Excerpts from a figure dataset
* Start *
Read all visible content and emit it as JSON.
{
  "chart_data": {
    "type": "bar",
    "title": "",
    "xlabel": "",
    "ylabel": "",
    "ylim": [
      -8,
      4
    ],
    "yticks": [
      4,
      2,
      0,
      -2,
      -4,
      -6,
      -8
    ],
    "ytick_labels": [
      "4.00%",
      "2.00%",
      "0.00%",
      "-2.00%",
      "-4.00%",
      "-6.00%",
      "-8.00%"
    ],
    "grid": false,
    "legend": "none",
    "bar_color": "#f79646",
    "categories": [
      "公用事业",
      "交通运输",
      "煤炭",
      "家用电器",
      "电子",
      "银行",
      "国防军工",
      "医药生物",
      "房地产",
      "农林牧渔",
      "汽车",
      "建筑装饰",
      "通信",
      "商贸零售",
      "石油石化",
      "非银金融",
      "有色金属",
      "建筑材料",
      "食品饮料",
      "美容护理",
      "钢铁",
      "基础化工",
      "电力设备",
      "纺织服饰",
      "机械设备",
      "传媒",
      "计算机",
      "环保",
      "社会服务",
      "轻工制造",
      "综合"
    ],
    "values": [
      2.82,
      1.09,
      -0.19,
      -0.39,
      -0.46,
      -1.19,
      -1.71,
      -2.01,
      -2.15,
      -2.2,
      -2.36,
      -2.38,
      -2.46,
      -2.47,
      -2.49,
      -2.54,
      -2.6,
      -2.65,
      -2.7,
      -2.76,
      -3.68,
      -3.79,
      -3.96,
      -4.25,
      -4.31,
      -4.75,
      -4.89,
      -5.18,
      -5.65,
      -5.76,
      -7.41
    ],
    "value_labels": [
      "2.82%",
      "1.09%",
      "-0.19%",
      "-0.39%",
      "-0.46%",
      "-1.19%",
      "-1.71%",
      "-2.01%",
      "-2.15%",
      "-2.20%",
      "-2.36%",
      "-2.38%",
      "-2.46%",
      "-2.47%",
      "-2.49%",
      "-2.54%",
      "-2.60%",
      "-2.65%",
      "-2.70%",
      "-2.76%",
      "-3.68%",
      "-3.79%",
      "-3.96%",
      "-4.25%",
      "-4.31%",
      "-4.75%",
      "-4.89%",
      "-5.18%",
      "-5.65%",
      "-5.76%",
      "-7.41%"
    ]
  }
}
* End *
Copy out each line exactly as written.

Read all visible content and emit it as JSON.
{
  "chart_data": {
    "type": "bar",
    "title": "",
    "xlabel": "",
    "ylabel": "",
    "ylim": [
      -8,
      4
    ],
    "yticks": [
      4,
      2,
      0,
      -2,
      -4,
      -6,
      -8
    ],
    "ytick_labels": [
      "4.00%",
      "2.00%",
      "0.00%",
      "-2.00%",
      "-4.00%",
      "-6.00%",
      "-8.00%"
    ],
    "grid": false,
    "legend": "none",
    "bar_color": "#f79646",
    "categories": [
      "公用事业",
      "交通运输",
      "煤炭",
      "家用电器",
      "电子",
      "银行",
      "国防军工",
      "医药生物",
      "房地产",
      "农林牧渔",
      "汽车",
      "建筑装饰",
      "通信",
      "商贸零售",
      "石油石化",
      "非银金融",
      "有色金属",
      "建筑材料",
      "食品饮料",
      "美容护理",
      "钢铁",
      "基础化工",
      "电力设备",
      "纺织服饰",
      "机械设备",
      "传媒",
      "计算机",
      "环保",
      "社会服务",
      "轻工制造",
      "综合"
    ],
    "values": [
      2.82,
      1.09,
      -0.19,
      -0.39,
      -0.46,
      -1.19,
      -1.71,
      -2.01,
      -2.15,
      -2.2,
      -2.36,
      -2.38,
      -2.46,
      -2.47,
      -2.49,
      -2.54,
      -2.6,
      -2.65,
      -2.7,
      -2.76,
      -3.68,
      -3.79,
      -3.96,
      -4.25,
      -4.31,
      -4.75,
      -4.89,
      -5.18,
      -5.65,
      -5.76,
      -7.41
    ],
    "value_labels": [
      "2.82%",
      "1.09%",
      "-0.19%",
      "-0.39%",
      "-0.46%",
      "-1.19%",
      "-1.71%",
      "-2.01%",
      "-2.15%",
      "-2.20%",
      "-2.36%",
      "-2.38%",
      "-2.46%",
      "-2.47%",
      "-2.49%",
      "-2.54%",
      "-2.60%",
      "-2.65%",
      "-2.70%",
      "-2.76%",
      "-3.68%",
      "-3.79%",
      "-3.96%",
      "-4.25%",
      "-4.31%",
      "-4.75%",
      "-4.89%",
      "-5.18%",
      "-5.65%",
      "-5.76%",
      "-7.41%"
    ]
  }
}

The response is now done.